→ What to produce
Answer with one number: how many lines hold "Carolina".

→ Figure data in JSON
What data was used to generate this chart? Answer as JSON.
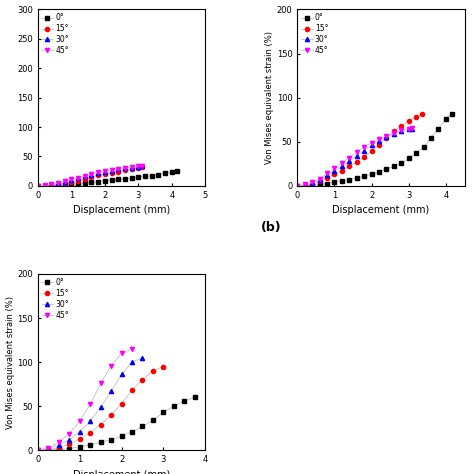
{
  "line_color": "#c0c0c0",
  "colors": {
    "0deg": "#000000",
    "15deg": "#ff0000",
    "30deg": "#0000ff",
    "45deg": "#ff00ff"
  },
  "legend_labels": [
    "0°",
    "15°",
    "30°",
    "45°"
  ],
  "xlabel": "Displacement (mm)",
  "ylabel_bc": "Von Mises equivalent strain (%)",
  "plot_a": {
    "xlim": [
      0,
      5
    ],
    "ylim": [
      0,
      300
    ],
    "yticks": [
      0,
      50,
      100,
      150,
      200,
      250,
      300
    ],
    "xticks": [
      0,
      1,
      2,
      3,
      4,
      5
    ],
    "data_0": {
      "x": [
        0,
        0.2,
        0.4,
        0.6,
        0.8,
        1.0,
        1.2,
        1.4,
        1.6,
        1.8,
        2.0,
        2.2,
        2.4,
        2.6,
        2.8,
        3.0,
        3.2,
        3.4,
        3.6,
        3.8,
        4.0,
        4.15
      ],
      "y": [
        0,
        0.3,
        0.6,
        1.0,
        1.5,
        2.5,
        3.5,
        5,
        6,
        7,
        9,
        10,
        11,
        12,
        13,
        15,
        16,
        17,
        19,
        21,
        24,
        26
      ]
    },
    "data_15": {
      "x": [
        0,
        0.2,
        0.4,
        0.6,
        0.8,
        1.0,
        1.2,
        1.4,
        1.6,
        1.8,
        2.0,
        2.2,
        2.4,
        2.6,
        2.8,
        3.0,
        3.1
      ],
      "y": [
        0,
        0.5,
        1.5,
        3,
        5,
        7,
        9,
        12,
        15,
        18,
        20,
        22,
        24,
        27,
        29,
        31,
        32
      ]
    },
    "data_30": {
      "x": [
        0,
        0.2,
        0.4,
        0.6,
        0.8,
        1.0,
        1.2,
        1.4,
        1.6,
        1.8,
        2.0,
        2.2,
        2.4,
        2.6,
        2.8,
        3.0,
        3.1
      ],
      "y": [
        0,
        0.5,
        2,
        4,
        7,
        10,
        13,
        16,
        19,
        22,
        24,
        26,
        28,
        30,
        31,
        32,
        33
      ]
    },
    "data_45": {
      "x": [
        0,
        0.2,
        0.4,
        0.6,
        0.8,
        1.0,
        1.2,
        1.4,
        1.6,
        1.8,
        2.0,
        2.2,
        2.4,
        2.6,
        2.8,
        3.0,
        3.1
      ],
      "y": [
        0,
        0.8,
        2.5,
        5,
        8,
        11,
        14,
        17,
        20,
        23,
        25,
        27,
        29,
        31,
        32,
        33,
        34
      ]
    }
  },
  "plot_b": {
    "xlim": [
      0,
      4.5
    ],
    "ylim": [
      0,
      200
    ],
    "yticks": [
      0,
      50,
      100,
      150,
      200
    ],
    "xticks": [
      0,
      1,
      2,
      3,
      4
    ],
    "data_0": {
      "x": [
        0,
        0.2,
        0.4,
        0.6,
        0.8,
        1.0,
        1.2,
        1.4,
        1.6,
        1.8,
        2.0,
        2.2,
        2.4,
        2.6,
        2.8,
        3.0,
        3.2,
        3.4,
        3.6,
        3.8,
        4.0,
        4.15
      ],
      "y": [
        0,
        0.3,
        0.7,
        1.5,
        2.5,
        4,
        5.5,
        7,
        9,
        11,
        13,
        16,
        19,
        22,
        26,
        31,
        37,
        44,
        54,
        65,
        76,
        82
      ]
    },
    "data_15": {
      "x": [
        0,
        0.2,
        0.4,
        0.6,
        0.8,
        1.0,
        1.2,
        1.4,
        1.6,
        1.8,
        2.0,
        2.2,
        2.4,
        2.6,
        2.8,
        3.0,
        3.2,
        3.35
      ],
      "y": [
        0,
        0.5,
        2,
        5,
        9,
        13,
        17,
        22,
        27,
        33,
        39,
        46,
        54,
        62,
        68,
        73,
        78,
        81
      ]
    },
    "data_30": {
      "x": [
        0,
        0.2,
        0.4,
        0.6,
        0.8,
        1.0,
        1.2,
        1.4,
        1.6,
        1.8,
        2.0,
        2.2,
        2.4,
        2.6,
        2.8,
        3.0,
        3.1
      ],
      "y": [
        0,
        1,
        3,
        7,
        12,
        17,
        22,
        28,
        34,
        40,
        46,
        51,
        55,
        59,
        62,
        64,
        65
      ]
    },
    "data_45": {
      "x": [
        0,
        0.2,
        0.4,
        0.6,
        0.8,
        1.0,
        1.2,
        1.4,
        1.6,
        1.8,
        2.0,
        2.2,
        2.4,
        2.6,
        2.8,
        3.0,
        3.1
      ],
      "y": [
        0,
        1.5,
        4,
        8,
        14,
        20,
        26,
        32,
        38,
        44,
        49,
        53,
        57,
        60,
        63,
        65,
        66
      ]
    }
  },
  "plot_c": {
    "xlim": [
      0,
      4
    ],
    "ylim": [
      0,
      200
    ],
    "yticks": [
      0,
      50,
      100,
      150,
      200
    ],
    "xticks": [
      0,
      1,
      2,
      3,
      4
    ],
    "data_0": {
      "x": [
        0,
        0.25,
        0.5,
        0.75,
        1.0,
        1.25,
        1.5,
        1.75,
        2.0,
        2.25,
        2.5,
        2.75,
        3.0,
        3.25,
        3.5,
        3.75
      ],
      "y": [
        0,
        0.5,
        1,
        2,
        4,
        6,
        9,
        12,
        16,
        21,
        27,
        34,
        43,
        50,
        56,
        60
      ]
    },
    "data_15": {
      "x": [
        0,
        0.25,
        0.5,
        0.75,
        1.0,
        1.25,
        1.5,
        1.75,
        2.0,
        2.25,
        2.5,
        2.75,
        3.0
      ],
      "y": [
        0,
        1,
        3,
        7,
        13,
        20,
        29,
        40,
        53,
        68,
        80,
        90,
        95
      ]
    },
    "data_30": {
      "x": [
        0,
        0.25,
        0.5,
        0.75,
        1.0,
        1.25,
        1.5,
        1.75,
        2.0,
        2.25,
        2.5
      ],
      "y": [
        0,
        2,
        6,
        12,
        21,
        33,
        49,
        67,
        86,
        100,
        105
      ]
    },
    "data_45": {
      "x": [
        0,
        0.25,
        0.5,
        0.75,
        1.0,
        1.25,
        1.5,
        1.75,
        2.0,
        2.25
      ],
      "y": [
        0,
        3,
        9,
        19,
        33,
        52,
        76,
        96,
        110,
        115
      ]
    }
  }
}
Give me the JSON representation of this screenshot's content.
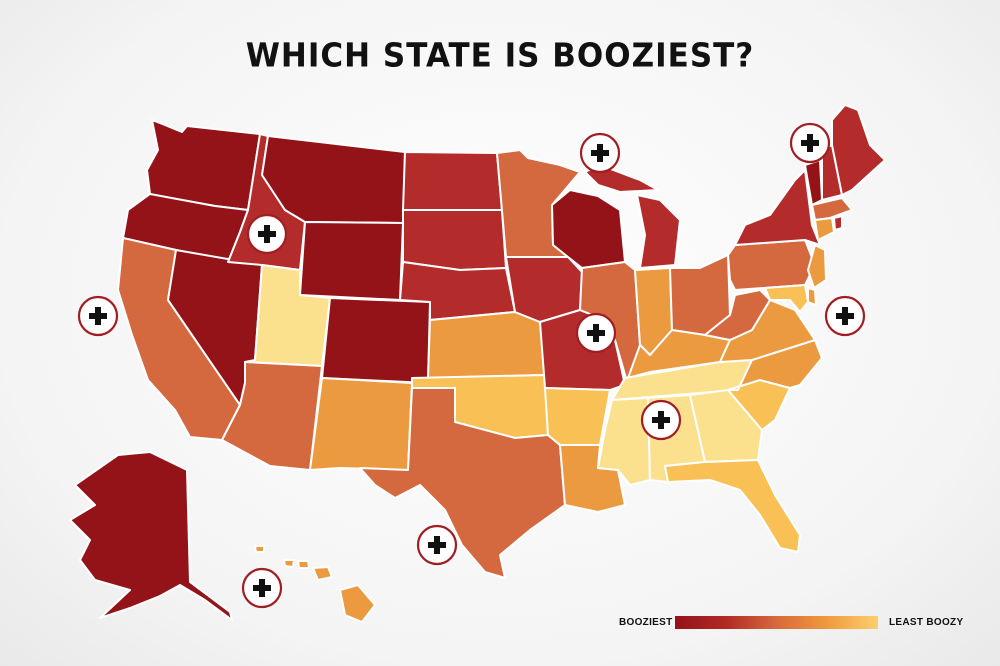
{
  "title": "WHICH STATE IS BOOZIEST?",
  "legend": {
    "min_label": "BOOZIEST",
    "max_label": "LEAST BOOZY",
    "gradient_colors": [
      "#941319",
      "#b02a25",
      "#d8693c",
      "#f09a3e",
      "#fbcf6e"
    ]
  },
  "palette": {
    "c1": "#941319",
    "c2": "#b42b2c",
    "c3": "#d4683f",
    "c4": "#ec9a40",
    "c5": "#f9c055",
    "c6": "#fbe08e",
    "water": "#ffffff"
  },
  "states": [
    {
      "name": "Washington",
      "shade": "c1"
    },
    {
      "name": "Oregon",
      "shade": "c1"
    },
    {
      "name": "California",
      "shade": "c3"
    },
    {
      "name": "Nevada",
      "shade": "c1"
    },
    {
      "name": "Idaho",
      "shade": "c2"
    },
    {
      "name": "Montana",
      "shade": "c1"
    },
    {
      "name": "Wyoming",
      "shade": "c1"
    },
    {
      "name": "Utah",
      "shade": "c6"
    },
    {
      "name": "Colorado",
      "shade": "c1"
    },
    {
      "name": "Arizona",
      "shade": "c3"
    },
    {
      "name": "New Mexico",
      "shade": "c4"
    },
    {
      "name": "North Dakota",
      "shade": "c2"
    },
    {
      "name": "South Dakota",
      "shade": "c2"
    },
    {
      "name": "Nebraska",
      "shade": "c2"
    },
    {
      "name": "Kansas",
      "shade": "c4"
    },
    {
      "name": "Oklahoma",
      "shade": "c5"
    },
    {
      "name": "Texas",
      "shade": "c3"
    },
    {
      "name": "Minnesota",
      "shade": "c3"
    },
    {
      "name": "Iowa",
      "shade": "c2"
    },
    {
      "name": "Missouri",
      "shade": "c2"
    },
    {
      "name": "Arkansas",
      "shade": "c5"
    },
    {
      "name": "Louisiana",
      "shade": "c4"
    },
    {
      "name": "Wisconsin",
      "shade": "c1"
    },
    {
      "name": "Illinois",
      "shade": "c3"
    },
    {
      "name": "Michigan",
      "shade": "c2"
    },
    {
      "name": "Indiana",
      "shade": "c4"
    },
    {
      "name": "Ohio",
      "shade": "c3"
    },
    {
      "name": "Kentucky",
      "shade": "c4"
    },
    {
      "name": "Tennessee",
      "shade": "c6"
    },
    {
      "name": "Mississippi",
      "shade": "c6"
    },
    {
      "name": "Alabama",
      "shade": "c6"
    },
    {
      "name": "Georgia",
      "shade": "c6"
    },
    {
      "name": "Florida",
      "shade": "c5"
    },
    {
      "name": "South Carolina",
      "shade": "c5"
    },
    {
      "name": "North Carolina",
      "shade": "c4"
    },
    {
      "name": "Virginia",
      "shade": "c4"
    },
    {
      "name": "West Virginia",
      "shade": "c3"
    },
    {
      "name": "Pennsylvania",
      "shade": "c3"
    },
    {
      "name": "New York",
      "shade": "c2"
    },
    {
      "name": "Vermont",
      "shade": "c1"
    },
    {
      "name": "New Hampshire",
      "shade": "c2"
    },
    {
      "name": "Maine",
      "shade": "c2"
    },
    {
      "name": "Massachusetts",
      "shade": "c3"
    },
    {
      "name": "Connecticut",
      "shade": "c4"
    },
    {
      "name": "Rhode Island",
      "shade": "c2"
    },
    {
      "name": "New Jersey",
      "shade": "c4"
    },
    {
      "name": "Delaware",
      "shade": "c4"
    },
    {
      "name": "Maryland",
      "shade": "c5"
    },
    {
      "name": "Alaska",
      "shade": "c1"
    },
    {
      "name": "Hawaii",
      "shade": "c4"
    }
  ],
  "markers": {
    "icon": "plus-icon",
    "count": 10
  }
}
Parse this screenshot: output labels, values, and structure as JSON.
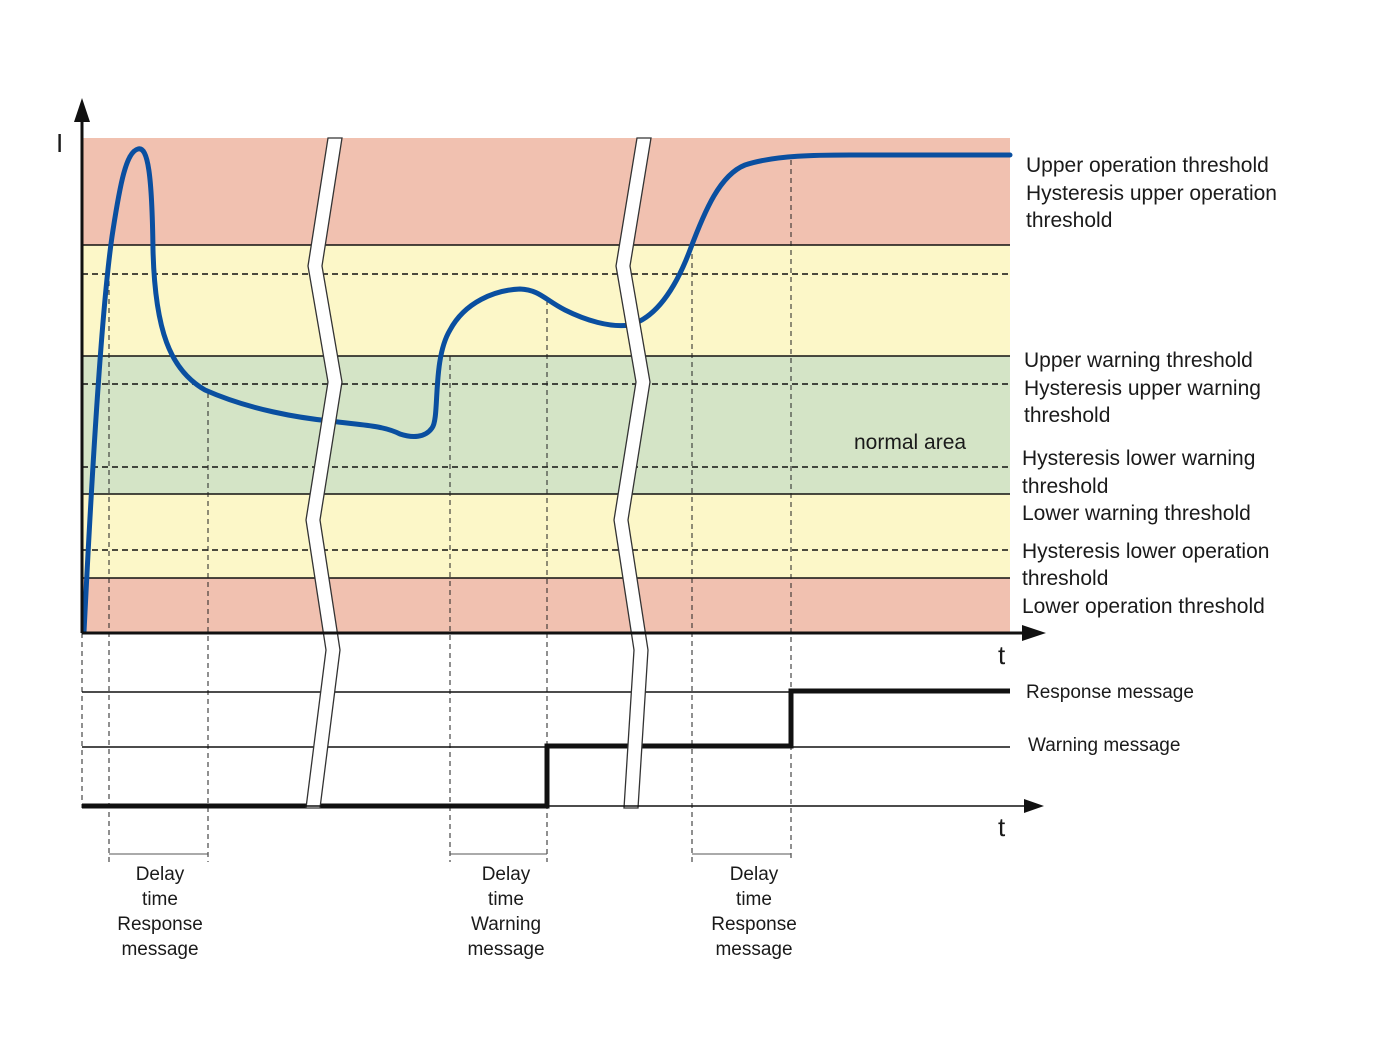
{
  "axes": {
    "y_label": "I",
    "t_label_top": "t",
    "t_label_bottom": "t"
  },
  "zones": {
    "normal_area": "normal area"
  },
  "threshold_labels": {
    "upper_operation": "Upper operation threshold",
    "hyst_upper_operation_1": "Hysteresis upper operation",
    "hyst_upper_operation_2": "threshold",
    "upper_warning": "Upper warning threshold",
    "hyst_upper_warning_1": "Hysteresis upper warning",
    "hyst_upper_warning_2": "threshold",
    "hyst_lower_warning_1": "Hysteresis lower warning",
    "hyst_lower_warning_2": "threshold",
    "lower_warning": "Lower warning threshold",
    "hyst_lower_operation_1": "Hysteresis lower operation",
    "hyst_lower_operation_2": "threshold",
    "lower_operation": "Lower operation threshold"
  },
  "message_labels": {
    "response": "Response message",
    "warning": "Warning message"
  },
  "delays": [
    {
      "line1": "Delay",
      "line2": "time",
      "line3": "Response",
      "line4": "message"
    },
    {
      "line1": "Delay",
      "line2": "time",
      "line3": "Warning",
      "line4": "message"
    },
    {
      "line1": "Delay",
      "line2": "time",
      "line3": "Response",
      "line4": "message"
    }
  ],
  "colors": {
    "operation_zone": "#f1c1b0",
    "warning_zone": "#fcf7c8",
    "normal_zone": "#d4e4c6",
    "current_curve": "#0a4fa0",
    "axis": "#111111"
  }
}
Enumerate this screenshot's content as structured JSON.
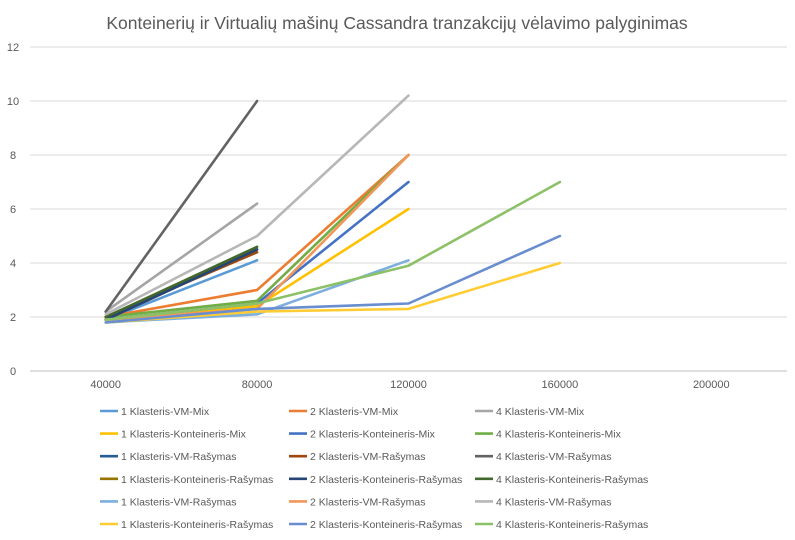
{
  "chart_data": {
    "type": "line",
    "title": "Konteinerių ir Virtualių mašinų Cassandra tranzakcijų vėlavimo palyginimas",
    "xlabel": "",
    "ylabel": "",
    "categories": [
      "40000",
      "80000",
      "120000",
      "160000",
      "200000"
    ],
    "ylim": [
      0,
      12
    ],
    "yticks": [
      0,
      2,
      4,
      6,
      8,
      10,
      12
    ],
    "grid": true,
    "legend_position": "bottom",
    "series": [
      {
        "name": "1 Klasteris-VM-Mix",
        "color": "#5B9BD5",
        "values": [
          1.9,
          4.1,
          null,
          null,
          null
        ]
      },
      {
        "name": "2 Klasteris-VM-Mix",
        "color": "#ED7D31",
        "values": [
          2.0,
          3.0,
          8.0,
          null,
          null
        ]
      },
      {
        "name": "4 Klasteris-VM-Mix",
        "color": "#A5A5A5",
        "values": [
          2.2,
          6.2,
          null,
          null,
          null
        ]
      },
      {
        "name": "1 Klasteris-Konteineris-Mix",
        "color": "#FFC000",
        "values": [
          1.9,
          2.4,
          6.0,
          null,
          null
        ]
      },
      {
        "name": "2 Klasteris-Konteineris-Mix",
        "color": "#4472C4",
        "values": [
          1.9,
          2.5,
          7.0,
          null,
          null
        ]
      },
      {
        "name": "4 Klasteris-Konteineris-Mix",
        "color": "#70AD47",
        "values": [
          2.0,
          2.6,
          8.0,
          null,
          null
        ]
      },
      {
        "name": "1 Klasteris-VM-Rašymas",
        "color": "#255E91",
        "values": [
          1.9,
          4.5,
          null,
          null,
          null
        ]
      },
      {
        "name": "2 Klasteris-VM-Rašymas",
        "color": "#9E480E",
        "values": [
          2.0,
          4.4,
          null,
          null,
          null
        ]
      },
      {
        "name": "4 Klasteris-VM-Rašymas",
        "color": "#636363",
        "values": [
          2.2,
          10.0,
          null,
          null,
          null
        ]
      },
      {
        "name": "1 Klasteris-Konteineris-Rašymas",
        "color": "#997300",
        "values": [
          1.9,
          4.5,
          null,
          null,
          null
        ]
      },
      {
        "name": "2 Klasteris-Konteineris-Rašymas",
        "color": "#264478",
        "values": [
          1.9,
          4.5,
          null,
          null,
          null
        ]
      },
      {
        "name": "4 Klasteris-Konteineris-Rašymas",
        "color": "#43682B",
        "values": [
          2.0,
          4.6,
          null,
          null,
          null
        ]
      },
      {
        "name": "1 Klasteris-VM-Rašymas",
        "color": "#7CAFDD",
        "values": [
          1.8,
          2.1,
          4.1,
          null,
          null
        ]
      },
      {
        "name": "2 Klasteris-VM-Rašymas",
        "color": "#F1975A",
        "values": [
          1.9,
          2.3,
          8.0,
          null,
          null
        ]
      },
      {
        "name": "4 Klasteris-VM-Rašymas",
        "color": "#B7B7B7",
        "values": [
          2.1,
          5.0,
          10.2,
          null,
          null
        ]
      },
      {
        "name": "1 Klasteris-Konteineris-Rašymas",
        "color": "#FFCD33",
        "values": [
          1.8,
          2.2,
          2.3,
          4.0,
          null
        ]
      },
      {
        "name": "2 Klasteris-Konteineris-Rašymas",
        "color": "#698ED0",
        "values": [
          1.8,
          2.3,
          2.5,
          5.0,
          null
        ]
      },
      {
        "name": "4 Klasteris-Konteineris-Rašymas",
        "color": "#8CC168",
        "values": [
          1.9,
          2.5,
          3.9,
          7.0,
          null
        ]
      }
    ]
  }
}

→ Answer for this exercise
2